* [TASK TO COMPLETE] Report only the number of lines in this material that include the string "ylabel".

* [DATA PROVIDED]
+-------+
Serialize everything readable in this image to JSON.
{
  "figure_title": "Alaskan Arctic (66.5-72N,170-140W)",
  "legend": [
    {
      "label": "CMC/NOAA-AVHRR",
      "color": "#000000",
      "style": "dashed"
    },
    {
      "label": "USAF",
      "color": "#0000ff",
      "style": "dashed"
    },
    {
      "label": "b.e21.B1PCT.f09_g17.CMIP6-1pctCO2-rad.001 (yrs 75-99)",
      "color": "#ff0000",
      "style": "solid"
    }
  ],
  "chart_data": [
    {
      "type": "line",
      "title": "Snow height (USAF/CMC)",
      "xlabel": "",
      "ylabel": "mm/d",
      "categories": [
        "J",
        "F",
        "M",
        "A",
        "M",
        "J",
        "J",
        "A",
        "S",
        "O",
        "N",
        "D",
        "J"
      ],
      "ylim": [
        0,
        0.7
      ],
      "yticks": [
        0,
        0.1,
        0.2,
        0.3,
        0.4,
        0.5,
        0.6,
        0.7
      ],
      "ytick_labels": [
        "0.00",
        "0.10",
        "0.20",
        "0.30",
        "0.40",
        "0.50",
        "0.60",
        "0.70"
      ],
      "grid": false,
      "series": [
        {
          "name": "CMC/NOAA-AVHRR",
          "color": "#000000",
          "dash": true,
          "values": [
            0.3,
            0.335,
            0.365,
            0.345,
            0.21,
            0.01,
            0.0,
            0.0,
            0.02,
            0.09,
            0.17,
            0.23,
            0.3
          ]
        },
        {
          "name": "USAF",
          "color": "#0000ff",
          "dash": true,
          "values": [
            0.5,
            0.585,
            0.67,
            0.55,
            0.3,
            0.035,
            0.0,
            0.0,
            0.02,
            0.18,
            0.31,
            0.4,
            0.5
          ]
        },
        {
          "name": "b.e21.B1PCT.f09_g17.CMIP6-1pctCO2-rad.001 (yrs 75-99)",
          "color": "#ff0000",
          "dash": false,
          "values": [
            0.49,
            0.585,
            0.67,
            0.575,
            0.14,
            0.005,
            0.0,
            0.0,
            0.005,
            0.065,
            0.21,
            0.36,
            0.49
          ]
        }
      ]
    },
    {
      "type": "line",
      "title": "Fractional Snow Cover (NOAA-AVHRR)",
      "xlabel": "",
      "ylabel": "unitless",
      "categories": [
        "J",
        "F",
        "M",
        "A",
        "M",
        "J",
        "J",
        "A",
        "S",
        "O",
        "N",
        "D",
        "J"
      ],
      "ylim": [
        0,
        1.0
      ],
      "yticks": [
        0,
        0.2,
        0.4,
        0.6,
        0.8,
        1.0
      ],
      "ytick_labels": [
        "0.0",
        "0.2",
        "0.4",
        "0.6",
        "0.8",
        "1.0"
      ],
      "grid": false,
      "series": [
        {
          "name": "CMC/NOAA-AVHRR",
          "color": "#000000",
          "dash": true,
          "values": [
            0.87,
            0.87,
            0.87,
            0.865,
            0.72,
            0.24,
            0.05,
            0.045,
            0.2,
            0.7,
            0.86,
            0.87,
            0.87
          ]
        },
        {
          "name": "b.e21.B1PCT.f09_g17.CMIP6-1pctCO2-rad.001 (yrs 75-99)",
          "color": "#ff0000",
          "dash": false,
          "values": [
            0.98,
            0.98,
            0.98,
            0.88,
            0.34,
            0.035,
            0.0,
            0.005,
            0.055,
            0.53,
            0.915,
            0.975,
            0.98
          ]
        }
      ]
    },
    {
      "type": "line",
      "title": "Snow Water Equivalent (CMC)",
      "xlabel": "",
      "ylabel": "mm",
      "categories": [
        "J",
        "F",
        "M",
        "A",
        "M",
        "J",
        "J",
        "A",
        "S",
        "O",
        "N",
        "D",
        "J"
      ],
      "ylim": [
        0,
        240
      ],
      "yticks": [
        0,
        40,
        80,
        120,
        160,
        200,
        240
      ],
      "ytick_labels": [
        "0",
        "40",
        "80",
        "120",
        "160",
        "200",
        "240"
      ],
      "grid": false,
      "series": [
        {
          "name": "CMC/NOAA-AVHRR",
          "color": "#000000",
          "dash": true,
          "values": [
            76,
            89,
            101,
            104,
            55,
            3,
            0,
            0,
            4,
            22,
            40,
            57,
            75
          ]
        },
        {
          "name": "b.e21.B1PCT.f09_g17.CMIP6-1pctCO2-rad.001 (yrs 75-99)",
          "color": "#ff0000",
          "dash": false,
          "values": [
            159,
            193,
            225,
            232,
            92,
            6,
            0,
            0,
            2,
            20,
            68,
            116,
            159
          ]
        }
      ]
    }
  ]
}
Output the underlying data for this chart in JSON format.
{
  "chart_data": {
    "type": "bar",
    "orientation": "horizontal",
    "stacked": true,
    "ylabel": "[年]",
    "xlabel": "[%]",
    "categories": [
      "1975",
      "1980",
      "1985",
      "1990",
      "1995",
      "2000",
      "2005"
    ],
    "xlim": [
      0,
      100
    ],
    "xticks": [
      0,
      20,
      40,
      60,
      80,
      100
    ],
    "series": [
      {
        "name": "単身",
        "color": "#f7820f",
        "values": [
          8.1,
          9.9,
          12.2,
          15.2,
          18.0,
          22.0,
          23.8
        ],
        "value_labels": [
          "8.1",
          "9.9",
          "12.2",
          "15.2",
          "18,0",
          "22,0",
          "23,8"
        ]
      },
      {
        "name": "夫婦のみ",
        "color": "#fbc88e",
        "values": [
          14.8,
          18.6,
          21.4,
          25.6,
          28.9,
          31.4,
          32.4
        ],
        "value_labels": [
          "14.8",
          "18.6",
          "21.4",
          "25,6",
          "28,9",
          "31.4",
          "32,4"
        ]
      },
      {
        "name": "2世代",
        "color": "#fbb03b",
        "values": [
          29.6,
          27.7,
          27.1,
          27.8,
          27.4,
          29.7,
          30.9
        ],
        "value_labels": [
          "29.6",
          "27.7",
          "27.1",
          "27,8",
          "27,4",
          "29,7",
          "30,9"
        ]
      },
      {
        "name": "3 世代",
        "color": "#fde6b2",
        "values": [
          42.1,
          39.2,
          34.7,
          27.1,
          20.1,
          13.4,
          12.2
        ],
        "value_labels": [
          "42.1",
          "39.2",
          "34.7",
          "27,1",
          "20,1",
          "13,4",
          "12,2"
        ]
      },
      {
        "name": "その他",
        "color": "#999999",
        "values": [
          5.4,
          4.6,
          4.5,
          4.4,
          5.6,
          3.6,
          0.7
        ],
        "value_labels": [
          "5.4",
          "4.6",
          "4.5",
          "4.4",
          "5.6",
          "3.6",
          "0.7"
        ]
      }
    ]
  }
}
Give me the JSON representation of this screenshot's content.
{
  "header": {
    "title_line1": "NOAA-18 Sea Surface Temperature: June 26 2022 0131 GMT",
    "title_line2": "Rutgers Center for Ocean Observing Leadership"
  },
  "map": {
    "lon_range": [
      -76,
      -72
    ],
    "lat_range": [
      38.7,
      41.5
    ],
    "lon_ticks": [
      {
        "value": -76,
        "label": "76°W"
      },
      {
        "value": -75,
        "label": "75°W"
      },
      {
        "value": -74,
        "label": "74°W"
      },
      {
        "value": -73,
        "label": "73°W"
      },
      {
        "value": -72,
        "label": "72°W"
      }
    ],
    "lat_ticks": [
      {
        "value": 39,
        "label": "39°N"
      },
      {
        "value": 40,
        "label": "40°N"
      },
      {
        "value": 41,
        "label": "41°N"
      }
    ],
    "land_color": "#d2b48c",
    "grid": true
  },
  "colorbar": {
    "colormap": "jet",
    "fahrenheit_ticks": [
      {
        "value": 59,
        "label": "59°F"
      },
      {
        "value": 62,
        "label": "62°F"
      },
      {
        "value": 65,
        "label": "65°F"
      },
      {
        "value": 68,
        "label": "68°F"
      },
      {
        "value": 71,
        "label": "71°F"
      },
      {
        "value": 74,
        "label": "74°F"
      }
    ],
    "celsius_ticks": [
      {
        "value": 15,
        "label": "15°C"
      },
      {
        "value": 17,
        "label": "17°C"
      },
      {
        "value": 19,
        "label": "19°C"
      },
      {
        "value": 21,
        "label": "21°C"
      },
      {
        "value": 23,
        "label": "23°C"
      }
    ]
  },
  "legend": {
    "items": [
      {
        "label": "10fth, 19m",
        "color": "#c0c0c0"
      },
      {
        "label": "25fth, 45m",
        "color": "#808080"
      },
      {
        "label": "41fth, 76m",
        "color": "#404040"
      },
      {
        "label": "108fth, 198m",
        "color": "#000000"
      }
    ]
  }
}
+-------+
* [FULL RESPONSE] 4